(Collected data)
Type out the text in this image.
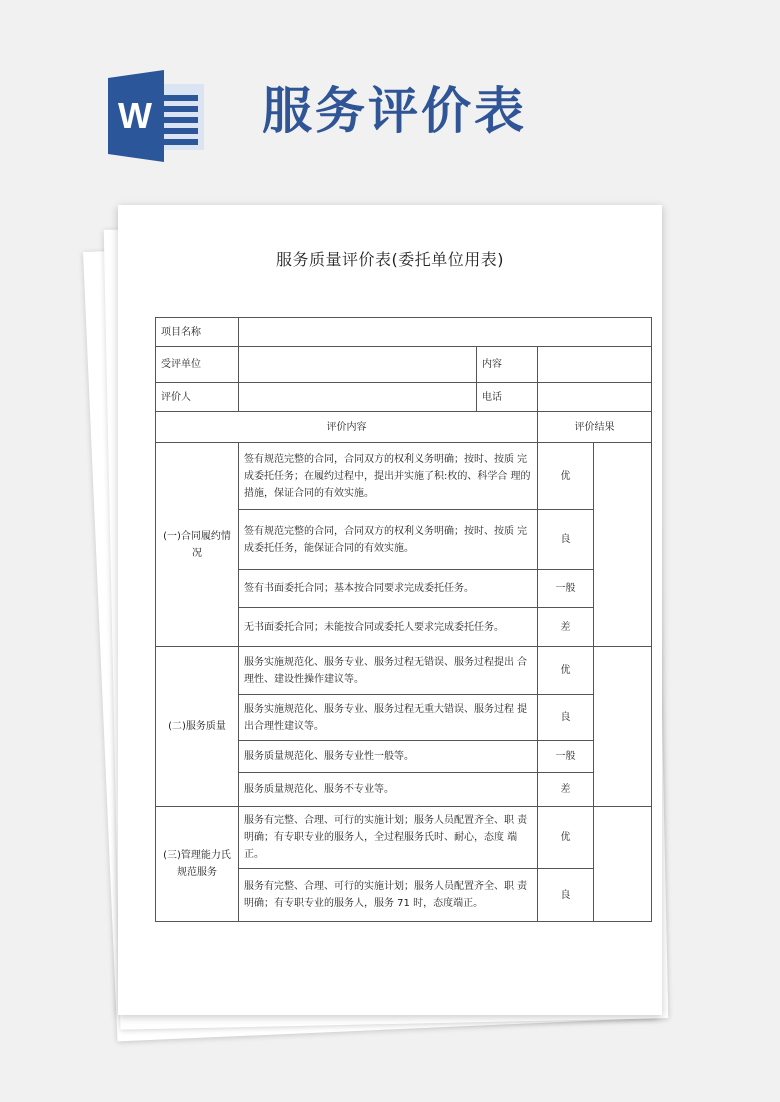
W 服务评价表
服务质量评价表(委托单位用表)
项目名称				
受评单位		内容		
评价人		电话		
评价内容			评价结果	
(一)合同履约情况	签有规范完整的合同，合同双方的权利义务明确；按时、按质 完成委托任务；在履约过程中，提出并实施了积:枚的、科学合 理的措施，保证合同的有效实施。		优	
	签有规范完整的合同，合同双方的权利义务明确；按时、按质 完成委托任务，能保证合同的有效实施。		良	
	签有书面委托合同；基本按合同要求完成委托任务。		一般	
	无书面委托合同；未能按合同或委托人要求完成委托任务。		差	
(二)服务质量	服务实施规范化、服务专业、服务过程无错误、服务过程提出 合理性、建设性操作建议等。		优	
	服务实施规范化、服务专业、服务过程无重大错误、服务过程 提出合理性建议等。		良	
	服务质量规范化、服务专业性一般等。		一般	
	服务质量规范化、服务不专业等。		差	
(三)管理能力氏规范服务	服务有完整、合理、可行的实施计划；服务人员配置齐全、职 责明确；有专职专业的服务人，全过程服务氏时、耐心，态度 端正。		优	
	服务有完整、合理、可行的实施计划；服务人员配置齐全、职 责明确；有专职专业的服务人，服务 71 时，态度端正。		良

• Instruction
Reproduce the whole listing above word for word, but not its pictures.

• Exercise result
Type out the text in this image.
W 服务评价表
服务质量评价表(委托单位用表)
项目名称				
受评单位		内容		
评价人		电话		
评价内容			评价结果	
(一)合同履约情况	签有规范完整的合同，合同双方的权利义务明确；按时、按质 完成委托任务；在履约过程中，提出并实施了积:枚的、科学合 理的措施，保证合同的有效实施。		优	
	签有规范完整的合同，合同双方的权利义务明确；按时、按质 完成委托任务，能保证合同的有效实施。		良	
	签有书面委托合同；基本按合同要求完成委托任务。		一般	
	无书面委托合同；未能按合同或委托人要求完成委托任务。		差	
(二)服务质量	服务实施规范化、服务专业、服务过程无错误、服务过程提出 合理性、建设性操作建议等。		优	
	服务实施规范化、服务专业、服务过程无重大错误、服务过程 提出合理性建议等。		良	
	服务质量规范化、服务专业性一般等。		一般	
	服务质量规范化、服务不专业等。		差	
(三)管理能力氏规范服务	服务有完整、合理、可行的实施计划；服务人员配置齐全、职 责明确；有专职专业的服务人，全过程服务氏时、耐心，态度 端正。		优	
	服务有完整、合理、可行的实施计划；服务人员配置齐全、职 责明确；有专职专业的服务人，服务 71 时，态度端正。		良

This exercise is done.